:: Task brief ::
Return only the number of lines in the entries below that hold the word "name".

··· Supplied records

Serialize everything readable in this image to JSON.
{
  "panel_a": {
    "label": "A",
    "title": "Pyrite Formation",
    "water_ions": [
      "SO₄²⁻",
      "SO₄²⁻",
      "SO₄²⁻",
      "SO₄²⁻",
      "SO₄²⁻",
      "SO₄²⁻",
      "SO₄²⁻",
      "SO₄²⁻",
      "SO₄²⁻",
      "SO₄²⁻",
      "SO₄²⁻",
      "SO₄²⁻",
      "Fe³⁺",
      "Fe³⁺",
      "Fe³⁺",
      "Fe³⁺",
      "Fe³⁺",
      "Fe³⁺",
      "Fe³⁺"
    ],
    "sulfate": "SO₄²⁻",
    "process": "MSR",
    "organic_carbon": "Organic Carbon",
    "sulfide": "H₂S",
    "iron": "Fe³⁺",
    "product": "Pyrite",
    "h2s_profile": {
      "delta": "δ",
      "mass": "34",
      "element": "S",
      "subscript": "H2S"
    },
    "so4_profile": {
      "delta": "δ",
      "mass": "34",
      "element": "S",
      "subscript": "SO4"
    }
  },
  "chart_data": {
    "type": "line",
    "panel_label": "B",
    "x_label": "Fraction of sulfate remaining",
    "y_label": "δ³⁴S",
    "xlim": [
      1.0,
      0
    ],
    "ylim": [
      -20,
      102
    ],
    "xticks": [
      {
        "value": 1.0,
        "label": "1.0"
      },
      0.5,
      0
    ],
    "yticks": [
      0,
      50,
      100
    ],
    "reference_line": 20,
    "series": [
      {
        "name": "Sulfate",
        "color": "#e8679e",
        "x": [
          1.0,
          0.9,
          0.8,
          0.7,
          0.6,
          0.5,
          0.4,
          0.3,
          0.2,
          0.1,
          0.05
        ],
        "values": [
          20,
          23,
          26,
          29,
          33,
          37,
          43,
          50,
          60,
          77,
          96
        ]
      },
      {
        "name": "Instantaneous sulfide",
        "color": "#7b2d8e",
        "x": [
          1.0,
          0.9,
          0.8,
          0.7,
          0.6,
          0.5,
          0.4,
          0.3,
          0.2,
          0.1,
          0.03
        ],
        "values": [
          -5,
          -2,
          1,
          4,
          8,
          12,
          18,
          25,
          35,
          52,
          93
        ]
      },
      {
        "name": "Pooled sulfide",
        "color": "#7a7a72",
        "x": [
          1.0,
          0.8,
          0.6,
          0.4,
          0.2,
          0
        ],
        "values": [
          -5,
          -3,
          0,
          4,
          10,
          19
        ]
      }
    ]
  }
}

······

:: Task response ::
3